STATED PROBLEM: Each line below that contains "this" counts once; report the total and nothing more.

********************

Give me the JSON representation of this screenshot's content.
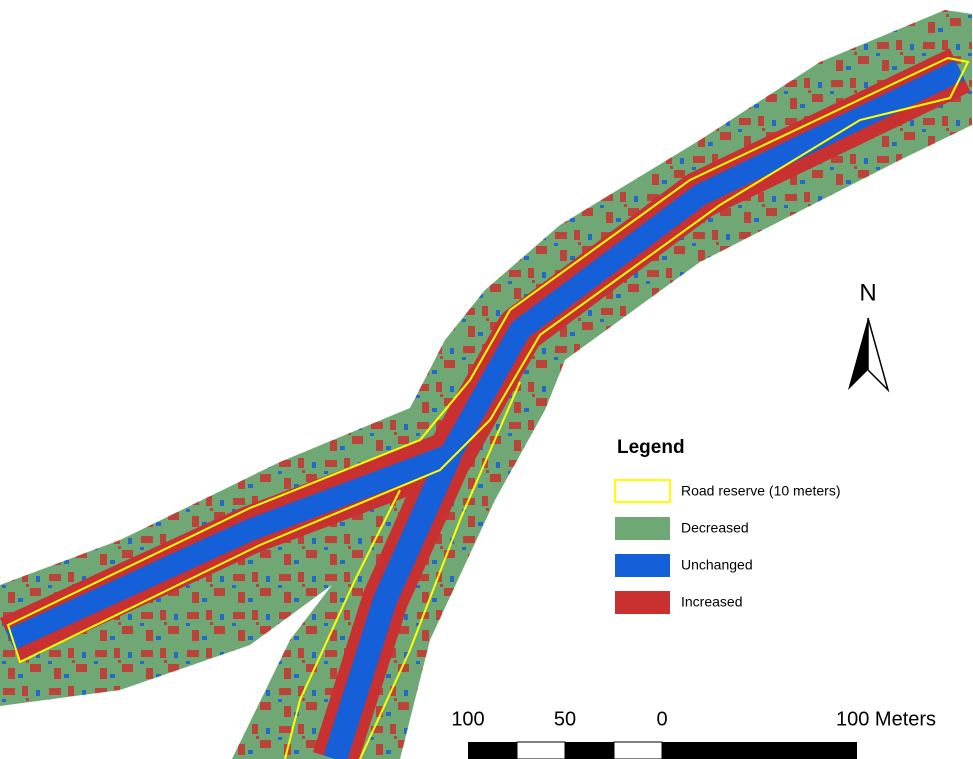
{
  "legend": {
    "title": "Legend",
    "items": [
      {
        "label": "Road reserve (10 meters)"
      },
      {
        "label": "Decreased"
      },
      {
        "label": "Unchanged"
      },
      {
        "label": "Increased"
      }
    ]
  },
  "north_arrow": {
    "label": "N"
  },
  "scale_bar": {
    "labels": [
      "100",
      "50",
      "0",
      "100 Meters"
    ]
  }
}
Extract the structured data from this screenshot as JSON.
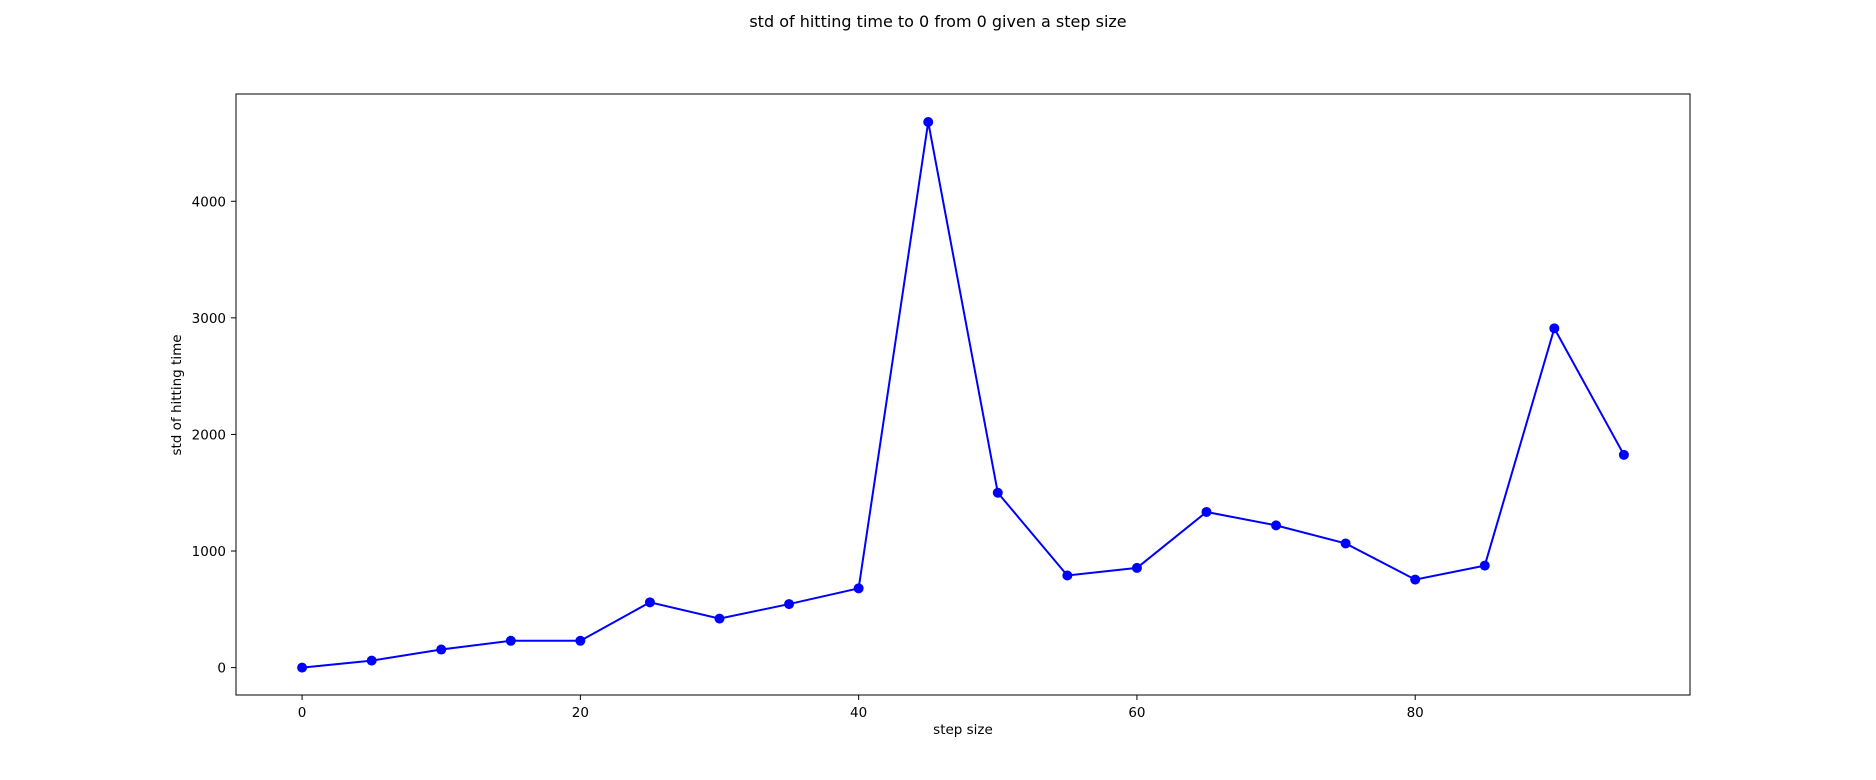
{
  "chart_data": {
    "type": "line",
    "title": "std of hitting time to 0 from 0 given a step size",
    "xlabel": "step size",
    "ylabel": "std of hitting time",
    "xlim": [
      -4.75,
      99.75
    ],
    "ylim": [
      -235,
      4920
    ],
    "xticks": [
      0,
      20,
      40,
      60,
      80
    ],
    "yticks": [
      0,
      1000,
      2000,
      3000,
      4000
    ],
    "grid": false,
    "series": [
      {
        "color": "#0000ff",
        "marker": "circle",
        "x": [
          0,
          5,
          10,
          15,
          20,
          25,
          30,
          35,
          40,
          45,
          50,
          55,
          60,
          65,
          70,
          75,
          80,
          85,
          90,
          95
        ],
        "y": [
          0,
          60,
          155,
          230,
          230,
          560,
          420,
          545,
          680,
          4680,
          1500,
          790,
          855,
          1335,
          1220,
          1065,
          755,
          875,
          2910,
          1825
        ]
      }
    ]
  }
}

********************

COMPLETE ANSWER: 2